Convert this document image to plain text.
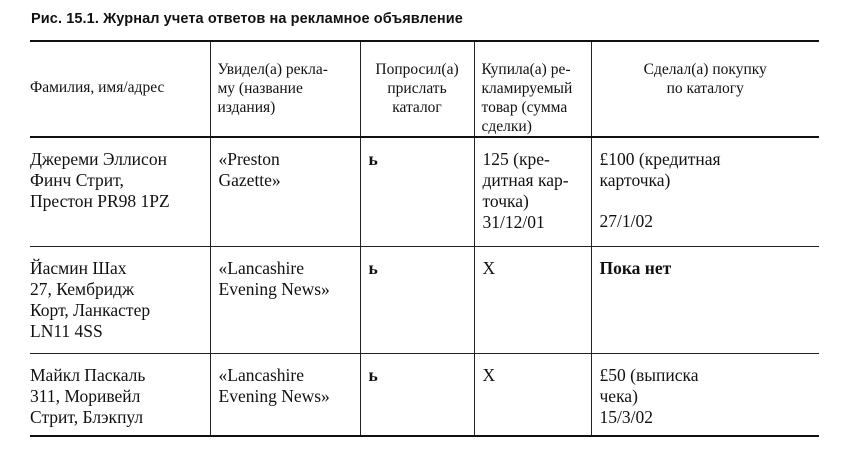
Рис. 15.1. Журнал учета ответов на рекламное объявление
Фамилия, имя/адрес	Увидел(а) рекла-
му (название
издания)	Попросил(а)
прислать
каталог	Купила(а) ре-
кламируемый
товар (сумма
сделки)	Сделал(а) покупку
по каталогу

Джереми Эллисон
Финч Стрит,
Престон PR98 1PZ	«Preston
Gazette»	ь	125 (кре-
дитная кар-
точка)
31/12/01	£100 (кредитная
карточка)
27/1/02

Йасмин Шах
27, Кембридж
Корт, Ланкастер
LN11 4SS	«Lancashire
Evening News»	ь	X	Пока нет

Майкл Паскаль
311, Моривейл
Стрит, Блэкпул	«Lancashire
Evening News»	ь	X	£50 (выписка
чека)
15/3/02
---------------
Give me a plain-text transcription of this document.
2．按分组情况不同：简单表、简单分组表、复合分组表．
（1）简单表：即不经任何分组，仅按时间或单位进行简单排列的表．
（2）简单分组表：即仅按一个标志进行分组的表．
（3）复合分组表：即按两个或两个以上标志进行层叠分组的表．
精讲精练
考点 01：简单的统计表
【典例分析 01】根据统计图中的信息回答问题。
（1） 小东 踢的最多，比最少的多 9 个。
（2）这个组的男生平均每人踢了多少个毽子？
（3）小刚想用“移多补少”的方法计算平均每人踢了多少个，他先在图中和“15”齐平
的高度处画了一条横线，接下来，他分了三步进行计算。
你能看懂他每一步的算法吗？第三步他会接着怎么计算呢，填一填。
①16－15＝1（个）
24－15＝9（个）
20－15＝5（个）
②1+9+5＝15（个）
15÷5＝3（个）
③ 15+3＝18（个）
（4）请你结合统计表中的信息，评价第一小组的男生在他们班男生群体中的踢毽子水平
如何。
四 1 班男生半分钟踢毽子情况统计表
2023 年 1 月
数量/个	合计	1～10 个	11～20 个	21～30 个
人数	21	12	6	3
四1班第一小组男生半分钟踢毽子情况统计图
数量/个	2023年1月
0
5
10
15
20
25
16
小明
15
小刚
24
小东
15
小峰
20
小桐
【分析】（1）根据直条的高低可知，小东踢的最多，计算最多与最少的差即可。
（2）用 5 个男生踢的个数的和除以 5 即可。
---------------
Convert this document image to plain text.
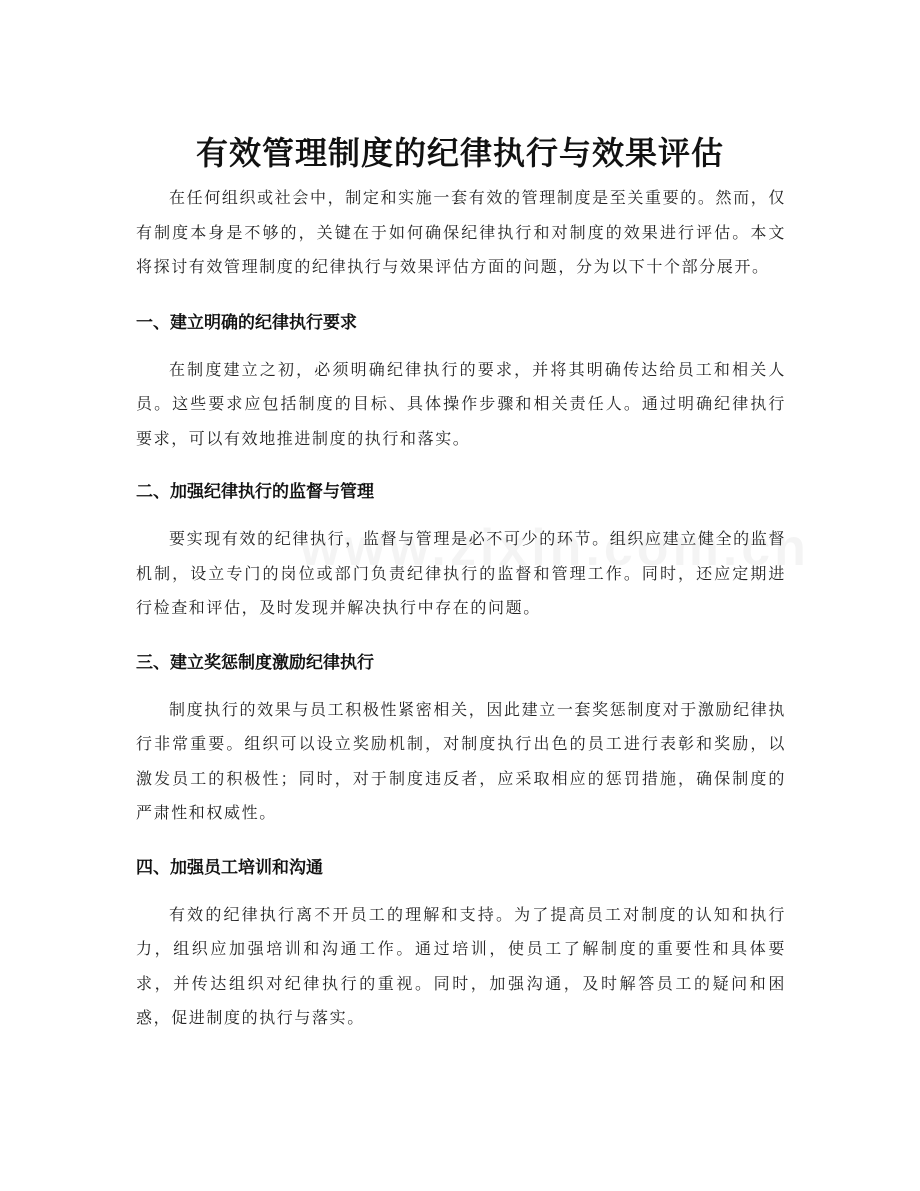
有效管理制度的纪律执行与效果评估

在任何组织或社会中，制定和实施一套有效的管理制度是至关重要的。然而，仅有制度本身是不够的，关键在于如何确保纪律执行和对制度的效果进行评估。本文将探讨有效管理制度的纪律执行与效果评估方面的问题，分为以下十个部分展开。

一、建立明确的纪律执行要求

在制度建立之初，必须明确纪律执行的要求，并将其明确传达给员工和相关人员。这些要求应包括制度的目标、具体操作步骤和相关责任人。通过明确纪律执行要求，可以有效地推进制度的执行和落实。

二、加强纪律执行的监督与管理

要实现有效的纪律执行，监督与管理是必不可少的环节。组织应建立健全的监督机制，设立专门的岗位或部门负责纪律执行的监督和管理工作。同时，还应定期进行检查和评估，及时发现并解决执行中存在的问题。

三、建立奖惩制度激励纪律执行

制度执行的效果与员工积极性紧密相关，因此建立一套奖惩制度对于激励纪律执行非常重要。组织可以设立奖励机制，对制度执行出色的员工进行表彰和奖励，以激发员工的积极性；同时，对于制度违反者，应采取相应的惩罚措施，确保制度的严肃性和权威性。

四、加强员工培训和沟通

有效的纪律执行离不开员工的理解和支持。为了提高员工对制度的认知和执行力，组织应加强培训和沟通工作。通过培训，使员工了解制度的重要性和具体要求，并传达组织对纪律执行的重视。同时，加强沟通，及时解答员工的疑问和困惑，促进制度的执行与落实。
---------------
### Your objective
Take every line above carrying "Evening" and return it.

### Written answer
Evening News»	ь	X	Пока нет
Evening News»	ь	X	£50 (выписка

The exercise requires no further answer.